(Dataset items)
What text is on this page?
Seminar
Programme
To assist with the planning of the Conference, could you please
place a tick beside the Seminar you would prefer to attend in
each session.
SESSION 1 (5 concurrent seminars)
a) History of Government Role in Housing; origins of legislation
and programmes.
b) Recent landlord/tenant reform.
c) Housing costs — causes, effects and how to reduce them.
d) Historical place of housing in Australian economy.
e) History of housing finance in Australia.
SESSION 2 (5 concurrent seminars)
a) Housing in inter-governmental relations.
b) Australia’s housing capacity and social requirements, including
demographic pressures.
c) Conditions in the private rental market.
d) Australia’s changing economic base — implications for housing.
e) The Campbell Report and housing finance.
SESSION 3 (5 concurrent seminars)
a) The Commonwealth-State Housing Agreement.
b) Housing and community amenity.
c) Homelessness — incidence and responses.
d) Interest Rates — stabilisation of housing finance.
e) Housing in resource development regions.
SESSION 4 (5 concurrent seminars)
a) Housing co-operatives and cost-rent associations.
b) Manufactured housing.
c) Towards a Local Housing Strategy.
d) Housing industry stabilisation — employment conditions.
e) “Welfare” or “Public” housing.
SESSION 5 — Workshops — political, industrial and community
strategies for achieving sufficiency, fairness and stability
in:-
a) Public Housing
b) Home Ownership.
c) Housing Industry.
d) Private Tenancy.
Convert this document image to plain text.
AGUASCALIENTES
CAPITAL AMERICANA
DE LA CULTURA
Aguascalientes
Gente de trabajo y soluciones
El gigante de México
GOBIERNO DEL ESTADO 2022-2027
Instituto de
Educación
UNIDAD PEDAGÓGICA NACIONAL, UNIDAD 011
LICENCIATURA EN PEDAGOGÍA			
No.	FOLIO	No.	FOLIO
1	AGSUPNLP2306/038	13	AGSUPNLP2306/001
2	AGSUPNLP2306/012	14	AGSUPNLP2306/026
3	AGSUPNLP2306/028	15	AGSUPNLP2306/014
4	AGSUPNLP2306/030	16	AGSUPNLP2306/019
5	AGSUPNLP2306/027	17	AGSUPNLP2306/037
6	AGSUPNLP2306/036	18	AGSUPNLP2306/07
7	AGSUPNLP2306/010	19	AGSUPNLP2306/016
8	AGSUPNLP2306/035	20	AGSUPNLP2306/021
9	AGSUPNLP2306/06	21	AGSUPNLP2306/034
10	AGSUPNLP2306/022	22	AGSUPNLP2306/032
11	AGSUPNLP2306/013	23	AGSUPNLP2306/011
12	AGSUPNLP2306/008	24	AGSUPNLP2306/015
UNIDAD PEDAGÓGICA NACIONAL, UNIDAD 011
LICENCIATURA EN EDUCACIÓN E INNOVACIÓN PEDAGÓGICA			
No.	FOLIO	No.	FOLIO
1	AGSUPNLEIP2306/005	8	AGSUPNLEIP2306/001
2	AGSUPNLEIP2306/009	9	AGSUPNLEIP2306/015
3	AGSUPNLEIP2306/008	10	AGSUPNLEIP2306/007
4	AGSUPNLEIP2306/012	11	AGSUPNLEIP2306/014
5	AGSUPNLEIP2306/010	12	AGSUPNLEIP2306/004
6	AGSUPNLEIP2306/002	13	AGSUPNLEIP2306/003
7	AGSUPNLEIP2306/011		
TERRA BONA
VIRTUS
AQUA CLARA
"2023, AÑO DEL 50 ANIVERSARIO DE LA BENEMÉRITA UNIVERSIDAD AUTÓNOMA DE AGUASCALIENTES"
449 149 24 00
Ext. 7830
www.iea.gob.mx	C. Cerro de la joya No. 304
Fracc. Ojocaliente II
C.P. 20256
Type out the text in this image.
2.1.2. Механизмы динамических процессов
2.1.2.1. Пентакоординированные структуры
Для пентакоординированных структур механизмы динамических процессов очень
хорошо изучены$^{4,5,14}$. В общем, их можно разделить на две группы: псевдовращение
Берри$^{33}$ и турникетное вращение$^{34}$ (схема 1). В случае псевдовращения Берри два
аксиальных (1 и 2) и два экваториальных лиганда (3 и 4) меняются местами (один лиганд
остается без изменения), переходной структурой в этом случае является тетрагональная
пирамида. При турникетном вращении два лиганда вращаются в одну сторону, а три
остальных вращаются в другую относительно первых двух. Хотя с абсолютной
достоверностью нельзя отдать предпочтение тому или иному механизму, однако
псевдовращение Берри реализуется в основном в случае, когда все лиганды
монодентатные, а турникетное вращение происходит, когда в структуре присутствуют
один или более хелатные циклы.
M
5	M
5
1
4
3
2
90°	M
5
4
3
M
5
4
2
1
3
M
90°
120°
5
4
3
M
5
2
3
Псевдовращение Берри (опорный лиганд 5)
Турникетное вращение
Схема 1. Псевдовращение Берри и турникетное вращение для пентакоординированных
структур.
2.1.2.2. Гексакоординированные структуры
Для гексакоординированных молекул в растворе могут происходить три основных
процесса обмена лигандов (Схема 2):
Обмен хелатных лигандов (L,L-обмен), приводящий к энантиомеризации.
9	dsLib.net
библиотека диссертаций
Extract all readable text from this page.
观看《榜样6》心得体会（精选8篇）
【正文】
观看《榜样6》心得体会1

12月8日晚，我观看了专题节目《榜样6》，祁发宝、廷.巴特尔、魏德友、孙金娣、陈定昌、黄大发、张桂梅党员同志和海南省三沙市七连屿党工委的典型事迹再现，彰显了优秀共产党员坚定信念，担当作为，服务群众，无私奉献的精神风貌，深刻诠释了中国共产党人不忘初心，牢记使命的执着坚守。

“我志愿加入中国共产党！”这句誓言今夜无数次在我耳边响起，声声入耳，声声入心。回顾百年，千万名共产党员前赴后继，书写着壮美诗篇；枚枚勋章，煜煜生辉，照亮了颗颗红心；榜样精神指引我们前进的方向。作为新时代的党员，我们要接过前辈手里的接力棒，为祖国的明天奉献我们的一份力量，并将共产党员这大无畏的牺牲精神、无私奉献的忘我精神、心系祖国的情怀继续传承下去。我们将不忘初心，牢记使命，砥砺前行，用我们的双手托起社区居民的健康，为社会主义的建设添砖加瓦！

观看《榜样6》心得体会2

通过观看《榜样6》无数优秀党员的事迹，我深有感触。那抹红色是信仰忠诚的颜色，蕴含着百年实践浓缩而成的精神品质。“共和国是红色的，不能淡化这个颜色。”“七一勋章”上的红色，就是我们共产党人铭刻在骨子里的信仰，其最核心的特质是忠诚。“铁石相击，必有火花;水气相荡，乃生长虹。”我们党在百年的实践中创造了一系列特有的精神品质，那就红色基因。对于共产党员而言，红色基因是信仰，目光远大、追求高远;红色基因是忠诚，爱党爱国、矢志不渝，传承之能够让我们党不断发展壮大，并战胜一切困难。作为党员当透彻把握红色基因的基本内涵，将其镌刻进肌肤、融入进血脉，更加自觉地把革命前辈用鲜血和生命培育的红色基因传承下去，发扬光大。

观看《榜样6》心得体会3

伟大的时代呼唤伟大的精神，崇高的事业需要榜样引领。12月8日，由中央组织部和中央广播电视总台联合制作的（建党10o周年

- What is being asked:
Find every line with "случае" in the listing and state how many there are, nothing else.

- Complete output:
3